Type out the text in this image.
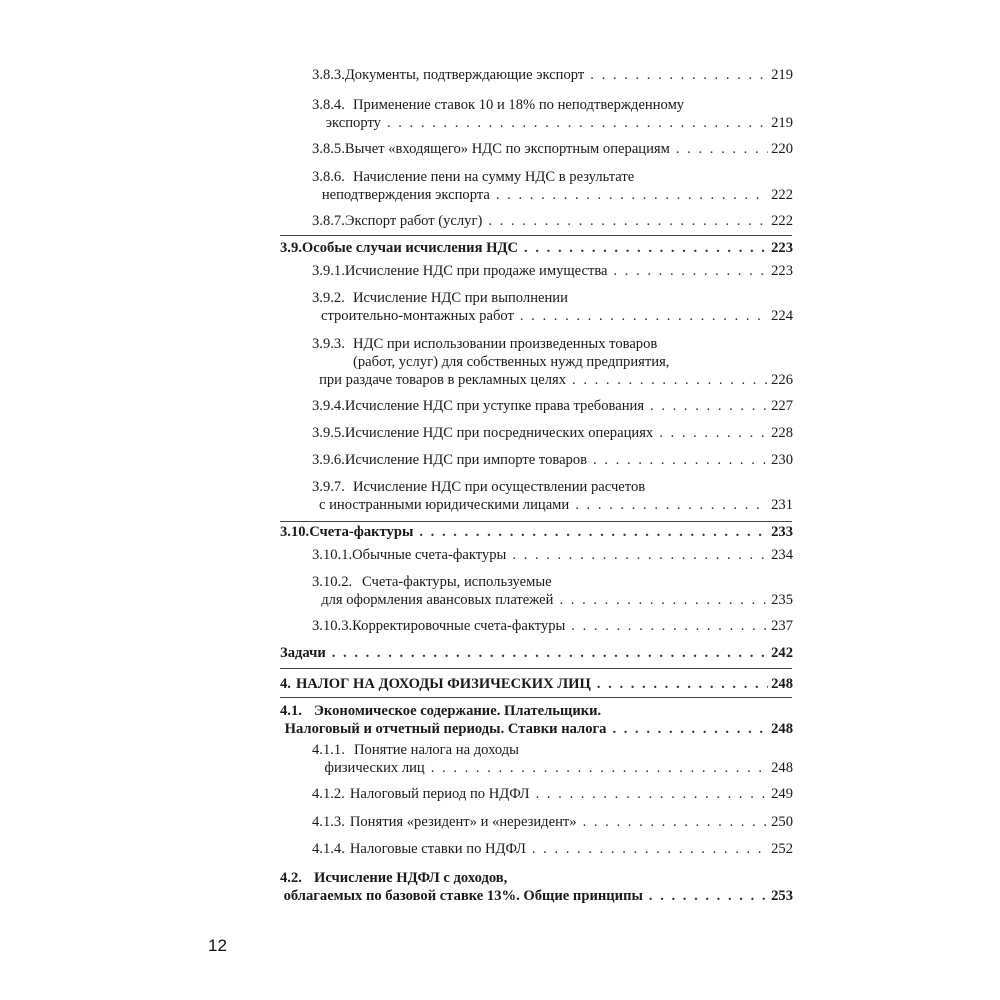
3.8.3. Документы, подтверждающие экспорт . . .	219
3.8.4. Применение ставок 10 и 18% по неподтвержденному
экспорту . . .	219
3.8.5. Вычет «входящего» НДС по экспортным операциям . . .	220
3.8.6. Начисление пени на сумму НДС в результате
неподтверждения экспорта . . .	222
3.8.7. Экспорт работ (услуг) . . .	222
3.9. Особые случаи исчисления НДС . . .	223
3.9.1. Исчисление НДС при продаже имущества . . .	223
3.9.2. Исчисление НДС при выполнении
строительно-монтажных работ . . .	224
3.9.3. НДС при использовании произведенных товаров
(работ, услуг) для собственных нужд предприятия,
при раздаче товаров в рекламных целях . . .	226
3.9.4. Исчисление НДС при уступке права требования . . .	227
3.9.5. Исчисление НДС при посреднических операциях . . .	228
3.9.6. Исчисление НДС при импорте товаров . . .	230
3.9.7. Исчисление НДС при осуществлении расчетов
с иностранными юридическими лицами . . .	231
3.10. Счета-фактуры . . .	233
3.10.1. Обычные счета-фактуры . . .	234
3.10.2. Счета-фактуры, используемые
для оформления авансовых платежей . . .	235
3.10.3. Корректировочные счета-фактуры . . .	237
Задачи . . .	242
4. НАЛОГ НА ДОХОДЫ ФИЗИЧЕСКИХ ЛИЦ . . .	248
4.1. Экономическое содержание. Плательщики.
Налоговый и отчетный периоды. Ставки налога . . .	248
4.1.1. Понятие налога на доходы
физических лиц . . .	248
4.1.2. Налоговый период по НДФЛ . . .	249
4.1.3. Понятия «резидент» и «нерезидент» . . .	250
4.1.4. Налоговые ставки по НДФЛ . . .	252
4.2. Исчисление НДФЛ с доходов,
облагаемых по базовой ставке 13%. Общие принципы . . .	253
12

____________

What to produce
Print out the lines exactly, skipping any picture.

Exercise result
Type out the text in this image.
3.8.3. Документы, подтверждающие экспорт . . .	219
3.8.4. Применение ставок 10 и 18% по неподтвержденному
экспорту . . .	219
3.8.5. Вычет «входящего» НДС по экспортным операциям . . .	220
3.8.6. Начисление пени на сумму НДС в результате
неподтверждения экспорта . . .	222
3.8.7. Экспорт работ (услуг) . . .	222
3.9. Особые случаи исчисления НДС . . .	223
3.9.1. Исчисление НДС при продаже имущества . . .	223
3.9.2. Исчисление НДС при выполнении
строительно-монтажных работ . . .	224
3.9.3. НДС при использовании произведенных товаров
(работ, услуг) для собственных нужд предприятия,
при раздаче товаров в рекламных целях . . .	226
3.9.4. Исчисление НДС при уступке права требования . . .	227
3.9.5. Исчисление НДС при посреднических операциях . . .	228
3.9.6. Исчисление НДС при импорте товаров . . .	230
3.9.7. Исчисление НДС при осуществлении расчетов
с иностранными юридическими лицами . . .	231
3.10. Счета-фактуры . . .	233
3.10.1. Обычные счета-фактуры . . .	234
3.10.2. Счета-фактуры, используемые
для оформления авансовых платежей . . .	235
3.10.3. Корректировочные счета-фактуры . . .	237
Задачи . . .	242
4. НАЛОГ НА ДОХОДЫ ФИЗИЧЕСКИХ ЛИЦ . . .	248
4.1. Экономическое содержание. Плательщики.
Налоговый и отчетный периоды. Ставки налога . . .	248
4.1.1. Понятие налога на доходы
физических лиц . . .	248
4.1.2. Налоговый период по НДФЛ . . .	249
4.1.3. Понятия «резидент» и «нерезидент» . . .	250
4.1.4. Налоговые ставки по НДФЛ . . .	252
4.2. Исчисление НДФЛ с доходов,
облагаемых по базовой ставке 13%. Общие принципы . . .	253
12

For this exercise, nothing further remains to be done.